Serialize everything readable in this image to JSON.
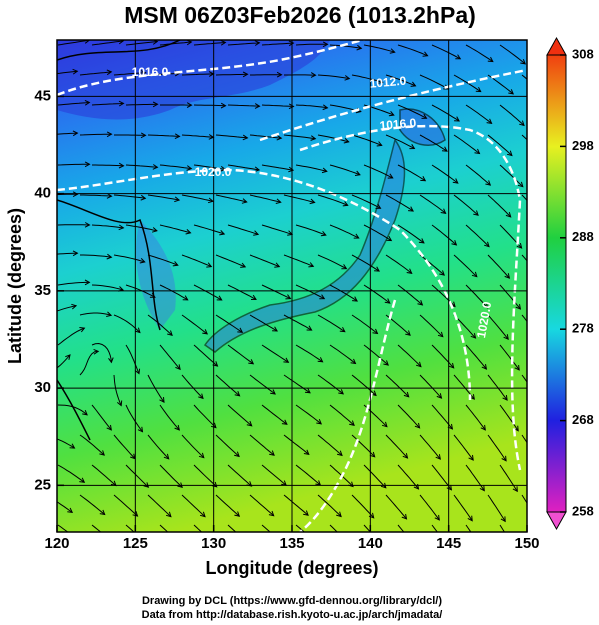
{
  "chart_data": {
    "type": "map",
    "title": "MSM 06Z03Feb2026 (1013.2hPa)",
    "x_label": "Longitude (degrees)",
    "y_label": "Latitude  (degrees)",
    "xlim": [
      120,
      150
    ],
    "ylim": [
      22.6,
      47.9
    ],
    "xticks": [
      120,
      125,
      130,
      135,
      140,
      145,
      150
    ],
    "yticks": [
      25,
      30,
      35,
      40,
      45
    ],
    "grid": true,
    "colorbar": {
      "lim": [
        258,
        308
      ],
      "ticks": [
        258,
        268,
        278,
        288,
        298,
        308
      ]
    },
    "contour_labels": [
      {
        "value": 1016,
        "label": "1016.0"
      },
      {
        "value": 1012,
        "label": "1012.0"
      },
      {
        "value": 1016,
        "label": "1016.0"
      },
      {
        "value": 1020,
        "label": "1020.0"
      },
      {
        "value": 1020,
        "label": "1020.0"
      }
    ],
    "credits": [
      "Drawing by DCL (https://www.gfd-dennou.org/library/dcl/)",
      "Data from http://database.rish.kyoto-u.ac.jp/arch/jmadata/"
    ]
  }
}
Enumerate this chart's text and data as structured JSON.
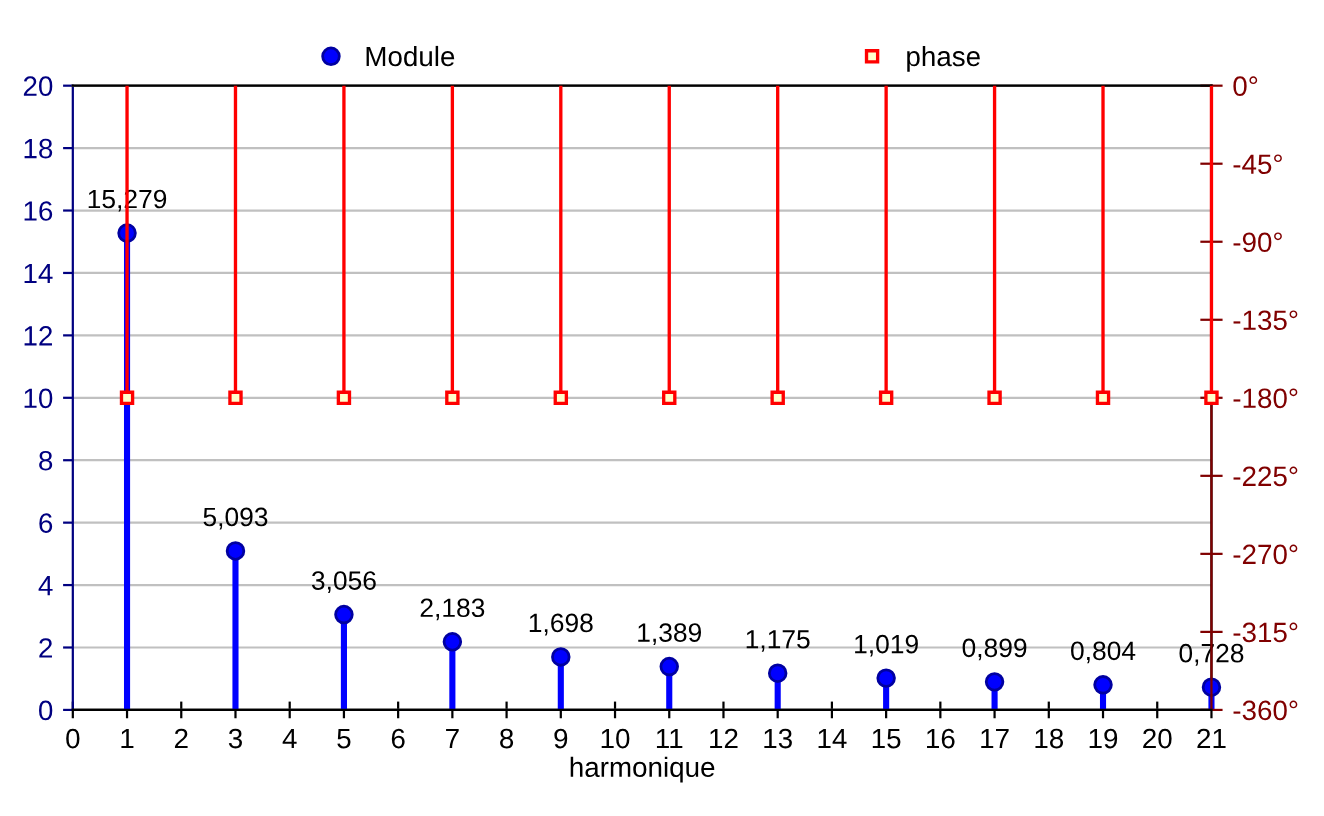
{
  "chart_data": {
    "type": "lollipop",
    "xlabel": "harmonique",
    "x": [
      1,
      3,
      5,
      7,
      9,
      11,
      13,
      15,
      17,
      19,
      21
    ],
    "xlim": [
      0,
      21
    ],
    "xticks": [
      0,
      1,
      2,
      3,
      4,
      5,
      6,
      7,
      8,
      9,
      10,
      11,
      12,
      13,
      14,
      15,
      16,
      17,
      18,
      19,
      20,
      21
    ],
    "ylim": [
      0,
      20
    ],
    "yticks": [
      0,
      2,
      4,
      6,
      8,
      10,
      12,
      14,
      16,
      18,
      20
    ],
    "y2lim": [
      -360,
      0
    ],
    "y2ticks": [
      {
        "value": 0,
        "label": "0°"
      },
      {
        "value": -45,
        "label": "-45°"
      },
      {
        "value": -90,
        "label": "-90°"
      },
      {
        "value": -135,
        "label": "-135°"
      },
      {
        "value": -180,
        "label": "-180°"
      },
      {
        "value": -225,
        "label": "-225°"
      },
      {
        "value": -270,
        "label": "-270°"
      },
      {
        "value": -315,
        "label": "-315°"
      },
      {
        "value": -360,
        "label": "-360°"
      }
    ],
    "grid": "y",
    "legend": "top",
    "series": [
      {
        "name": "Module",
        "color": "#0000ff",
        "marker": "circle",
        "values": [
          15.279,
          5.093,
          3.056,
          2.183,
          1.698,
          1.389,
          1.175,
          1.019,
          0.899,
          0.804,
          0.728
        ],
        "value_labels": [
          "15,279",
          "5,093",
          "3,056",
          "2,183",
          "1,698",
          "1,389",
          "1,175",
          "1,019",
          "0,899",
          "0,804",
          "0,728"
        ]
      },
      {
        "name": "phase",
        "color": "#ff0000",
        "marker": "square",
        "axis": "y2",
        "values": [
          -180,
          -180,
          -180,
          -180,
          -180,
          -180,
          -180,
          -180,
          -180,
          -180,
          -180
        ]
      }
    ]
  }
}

---

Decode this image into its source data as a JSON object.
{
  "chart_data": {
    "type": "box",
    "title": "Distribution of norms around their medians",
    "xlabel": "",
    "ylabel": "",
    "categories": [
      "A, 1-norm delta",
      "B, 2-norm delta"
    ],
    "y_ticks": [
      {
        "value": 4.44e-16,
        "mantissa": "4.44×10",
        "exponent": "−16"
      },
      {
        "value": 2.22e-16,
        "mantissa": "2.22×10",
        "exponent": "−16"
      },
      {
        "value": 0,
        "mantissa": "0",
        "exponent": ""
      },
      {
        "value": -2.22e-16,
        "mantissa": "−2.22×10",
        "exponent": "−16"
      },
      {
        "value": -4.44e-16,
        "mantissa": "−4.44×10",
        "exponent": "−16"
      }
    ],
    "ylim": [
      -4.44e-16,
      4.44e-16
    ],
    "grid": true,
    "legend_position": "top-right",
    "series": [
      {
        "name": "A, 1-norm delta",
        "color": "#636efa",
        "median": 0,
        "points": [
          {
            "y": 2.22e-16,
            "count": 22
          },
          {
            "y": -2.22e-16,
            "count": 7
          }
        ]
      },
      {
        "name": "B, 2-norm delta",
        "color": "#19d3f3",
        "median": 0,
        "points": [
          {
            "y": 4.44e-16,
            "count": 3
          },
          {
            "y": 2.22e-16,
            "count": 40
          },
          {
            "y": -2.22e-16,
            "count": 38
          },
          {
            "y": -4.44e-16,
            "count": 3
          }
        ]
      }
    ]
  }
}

Goal | In the records above, how many lines contain the string "title"? State that number only.

Output of the exercise | 2